=== SUPPLIED DATA ===
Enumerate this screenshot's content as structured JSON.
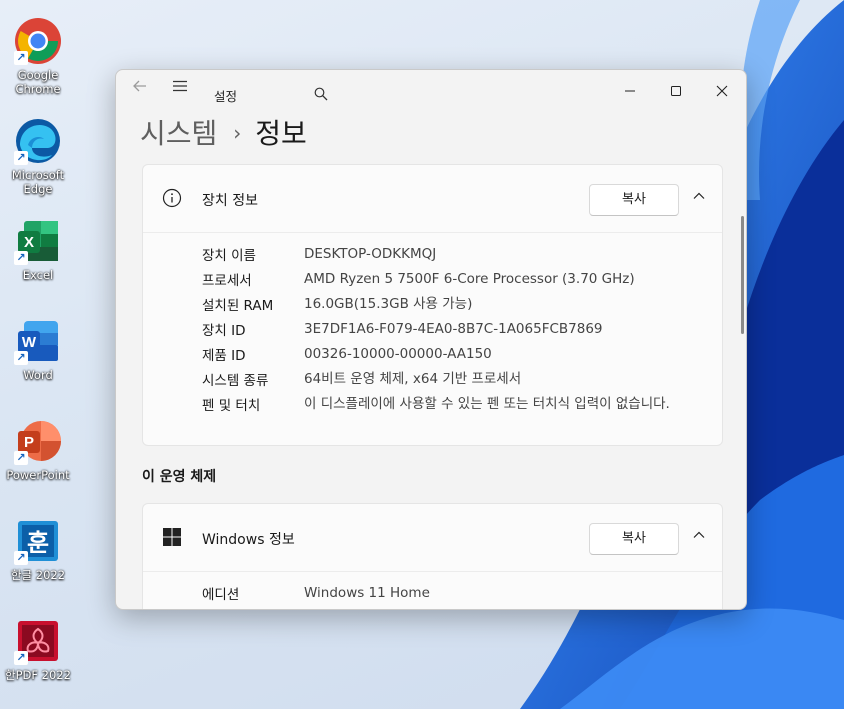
{
  "desktop": {
    "icons": [
      {
        "label": "Google Chrome",
        "icon": "chrome-icon"
      },
      {
        "label": "Microsoft Edge",
        "icon": "edge-icon"
      },
      {
        "label": "Excel",
        "icon": "excel-icon"
      },
      {
        "label": "Word",
        "icon": "word-icon"
      },
      {
        "label": "PowerPoint",
        "icon": "powerpoint-icon"
      },
      {
        "label": "한글 2022",
        "icon": "hangul-icon"
      },
      {
        "label": "한PDF 2022",
        "icon": "hanpdf-icon"
      }
    ]
  },
  "window": {
    "title": "설정",
    "breadcrumb": {
      "parent": "시스템",
      "separator": "›",
      "current": "정보"
    }
  },
  "device_card": {
    "title": "장치 정보",
    "copy_label": "복사",
    "specs": [
      {
        "key": "장치 이름",
        "value": "DESKTOP-ODKKMQJ"
      },
      {
        "key": "프로세서",
        "value": "AMD Ryzen 5 7500F 6-Core Processor (3.70 GHz)"
      },
      {
        "key": "설치된 RAM",
        "value": "16.0GB(15.3GB 사용 가능)"
      },
      {
        "key": "장치 ID",
        "value": "3E7DF1A6-F079-4EA0-8B7C-1A065FCB7869"
      },
      {
        "key": "제품 ID",
        "value": "00326-10000-00000-AA150"
      },
      {
        "key": "시스템 종류",
        "value": "64비트 운영 체제, x64 기반 프로세서"
      },
      {
        "key": "펜 및 터치",
        "value": "이 디스플레이에 사용할 수 있는 펜 또는 터치식 입력이 없습니다."
      }
    ]
  },
  "os_section": {
    "title": "이 운영 체제"
  },
  "windows_card": {
    "title": "Windows 정보",
    "copy_label": "복사",
    "specs": [
      {
        "key": "에디션",
        "value": "Windows 11 Home"
      }
    ]
  },
  "colors": {
    "accent": "#0067c0",
    "window_bg": "#f3f3f3",
    "card_bg": "#fbfbfb"
  }
}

=== DO THIS ===
Copy every record character for character. Skip the pictures.

=== ANSWER BELOW ===
Enumerate this screenshot's content as structured JSON.
{
  "desktop": {
    "icons": [
      {
        "label": "Google Chrome",
        "icon": "chrome-icon"
      },
      {
        "label": "Microsoft Edge",
        "icon": "edge-icon"
      },
      {
        "label": "Excel",
        "icon": "excel-icon"
      },
      {
        "label": "Word",
        "icon": "word-icon"
      },
      {
        "label": "PowerPoint",
        "icon": "powerpoint-icon"
      },
      {
        "label": "한글 2022",
        "icon": "hangul-icon"
      },
      {
        "label": "한PDF 2022",
        "icon": "hanpdf-icon"
      }
    ]
  },
  "window": {
    "title": "설정",
    "breadcrumb": {
      "parent": "시스템",
      "separator": "›",
      "current": "정보"
    }
  },
  "device_card": {
    "title": "장치 정보",
    "copy_label": "복사",
    "specs": [
      {
        "key": "장치 이름",
        "value": "DESKTOP-ODKKMQJ"
      },
      {
        "key": "프로세서",
        "value": "AMD Ryzen 5 7500F 6-Core Processor (3.70 GHz)"
      },
      {
        "key": "설치된 RAM",
        "value": "16.0GB(15.3GB 사용 가능)"
      },
      {
        "key": "장치 ID",
        "value": "3E7DF1A6-F079-4EA0-8B7C-1A065FCB7869"
      },
      {
        "key": "제품 ID",
        "value": "00326-10000-00000-AA150"
      },
      {
        "key": "시스템 종류",
        "value": "64비트 운영 체제, x64 기반 프로세서"
      },
      {
        "key": "펜 및 터치",
        "value": "이 디스플레이에 사용할 수 있는 펜 또는 터치식 입력이 없습니다."
      }
    ]
  },
  "os_section": {
    "title": "이 운영 체제"
  },
  "windows_card": {
    "title": "Windows 정보",
    "copy_label": "복사",
    "specs": [
      {
        "key": "에디션",
        "value": "Windows 11 Home"
      }
    ]
  },
  "colors": {
    "accent": "#0067c0",
    "window_bg": "#f3f3f3",
    "card_bg": "#fbfbfb"
  }
}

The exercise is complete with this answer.